• **What the task asks**
Extract every line from the records below that contains the word "tocopherol".

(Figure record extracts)
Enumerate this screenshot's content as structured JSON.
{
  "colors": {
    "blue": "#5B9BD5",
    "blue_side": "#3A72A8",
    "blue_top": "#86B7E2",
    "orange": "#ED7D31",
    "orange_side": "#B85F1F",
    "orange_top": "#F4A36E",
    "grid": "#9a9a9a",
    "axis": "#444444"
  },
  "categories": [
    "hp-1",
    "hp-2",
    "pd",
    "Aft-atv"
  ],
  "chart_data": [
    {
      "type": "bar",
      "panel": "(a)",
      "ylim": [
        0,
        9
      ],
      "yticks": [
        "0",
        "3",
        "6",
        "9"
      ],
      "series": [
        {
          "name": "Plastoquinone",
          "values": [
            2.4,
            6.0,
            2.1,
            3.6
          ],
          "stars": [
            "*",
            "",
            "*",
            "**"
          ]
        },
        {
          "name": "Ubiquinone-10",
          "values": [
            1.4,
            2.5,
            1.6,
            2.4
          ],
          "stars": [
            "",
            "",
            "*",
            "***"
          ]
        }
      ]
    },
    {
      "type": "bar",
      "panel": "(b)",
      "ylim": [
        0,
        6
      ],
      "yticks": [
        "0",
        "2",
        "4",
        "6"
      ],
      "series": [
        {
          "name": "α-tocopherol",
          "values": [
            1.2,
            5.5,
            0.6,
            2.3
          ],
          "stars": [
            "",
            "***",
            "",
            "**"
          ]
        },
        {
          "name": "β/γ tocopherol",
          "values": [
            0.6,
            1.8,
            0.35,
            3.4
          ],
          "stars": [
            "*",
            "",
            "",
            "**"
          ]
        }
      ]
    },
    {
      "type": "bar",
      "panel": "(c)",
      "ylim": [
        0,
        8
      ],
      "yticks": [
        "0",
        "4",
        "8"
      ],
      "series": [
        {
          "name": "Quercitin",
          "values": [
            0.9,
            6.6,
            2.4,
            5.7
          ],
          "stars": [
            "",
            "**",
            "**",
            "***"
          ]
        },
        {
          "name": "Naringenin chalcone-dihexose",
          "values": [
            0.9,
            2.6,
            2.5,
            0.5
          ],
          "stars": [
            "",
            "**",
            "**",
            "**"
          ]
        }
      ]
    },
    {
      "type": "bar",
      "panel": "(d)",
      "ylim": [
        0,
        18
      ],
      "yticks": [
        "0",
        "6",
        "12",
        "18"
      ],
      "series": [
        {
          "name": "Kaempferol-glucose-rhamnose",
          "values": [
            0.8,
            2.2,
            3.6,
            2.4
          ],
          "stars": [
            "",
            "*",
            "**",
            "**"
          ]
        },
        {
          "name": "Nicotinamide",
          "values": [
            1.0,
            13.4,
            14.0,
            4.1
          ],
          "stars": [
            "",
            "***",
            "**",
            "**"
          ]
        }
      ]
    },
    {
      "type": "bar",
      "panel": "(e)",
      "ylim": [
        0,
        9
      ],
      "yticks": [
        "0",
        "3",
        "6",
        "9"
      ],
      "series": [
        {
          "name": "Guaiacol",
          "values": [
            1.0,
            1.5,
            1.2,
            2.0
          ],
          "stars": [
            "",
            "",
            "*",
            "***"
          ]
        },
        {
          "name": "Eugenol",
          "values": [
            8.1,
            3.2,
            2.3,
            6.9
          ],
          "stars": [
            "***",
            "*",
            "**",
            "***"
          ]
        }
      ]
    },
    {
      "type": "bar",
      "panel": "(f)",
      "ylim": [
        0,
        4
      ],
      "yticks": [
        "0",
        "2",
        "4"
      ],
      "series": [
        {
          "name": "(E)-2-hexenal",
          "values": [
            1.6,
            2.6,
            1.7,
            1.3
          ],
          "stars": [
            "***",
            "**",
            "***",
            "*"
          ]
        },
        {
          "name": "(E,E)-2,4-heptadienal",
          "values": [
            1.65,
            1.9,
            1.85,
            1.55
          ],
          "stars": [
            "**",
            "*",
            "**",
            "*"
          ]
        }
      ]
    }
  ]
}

• **Solution for this problem**
          "name": "α-tocopherol",
          "name": "β/γ tocopherol",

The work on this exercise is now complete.